WORK TO DO: List the lines of this listing that hold the word "University".

Stored records:
#####

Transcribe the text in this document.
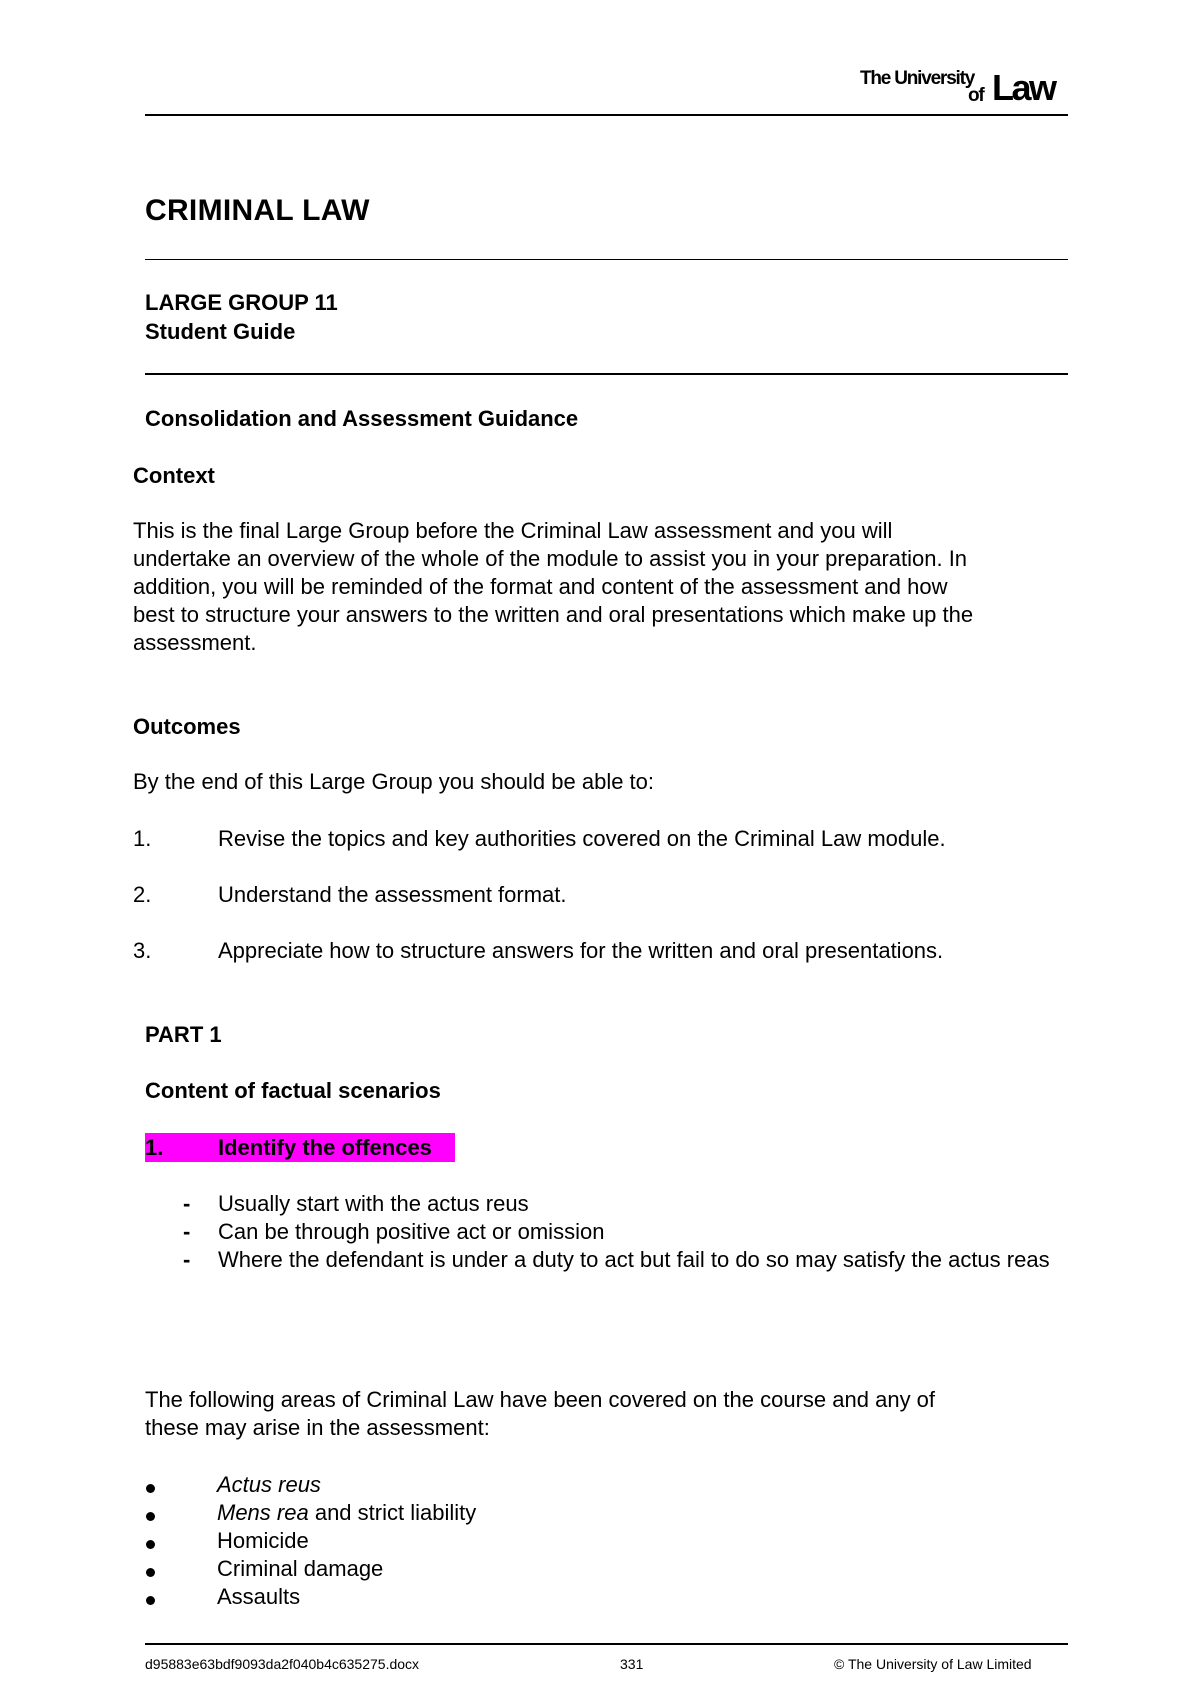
The University
of Law
CRIMINAL LAW
LARGE GROUP 11
Student Guide
Consolidation and Assessment Guidance
Context
This is the final Large Group before the Criminal Law assessment and you will
undertake an overview of the whole of the module to assist you in your preparation. In
addition, you will be reminded of the format and content of the assessment and how
best to structure your answers to the written and oral presentations which make up the
assessment.
Outcomes
By the end of this Large Group you should be able to:
1.	Revise the topics and key authorities covered on the Criminal Law module.
2.	Understand the assessment format.
3.	Appreciate how to structure answers for the written and oral presentations.
PART 1
Content of factual scenarios
1. Identify the offences
- Usually start with the actus reus
- Can be through positive act or omission
- Where the defendant is under a duty to act but fail to do so may satisfy the actus reas
The following areas of Criminal Law have been covered on the course and any of
these may arise in the assessment:
Actus reus
Mens rea and strict liability
Homicide
Criminal damage
Assaults
d95883e63bdf9093da2f040b4c635275.docx	331	© The University of Law Limited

#####

TASK RESPONSE:
The University
d95883e63bdf9093da2f040b4c635275.docx	331	© The University of Law Limited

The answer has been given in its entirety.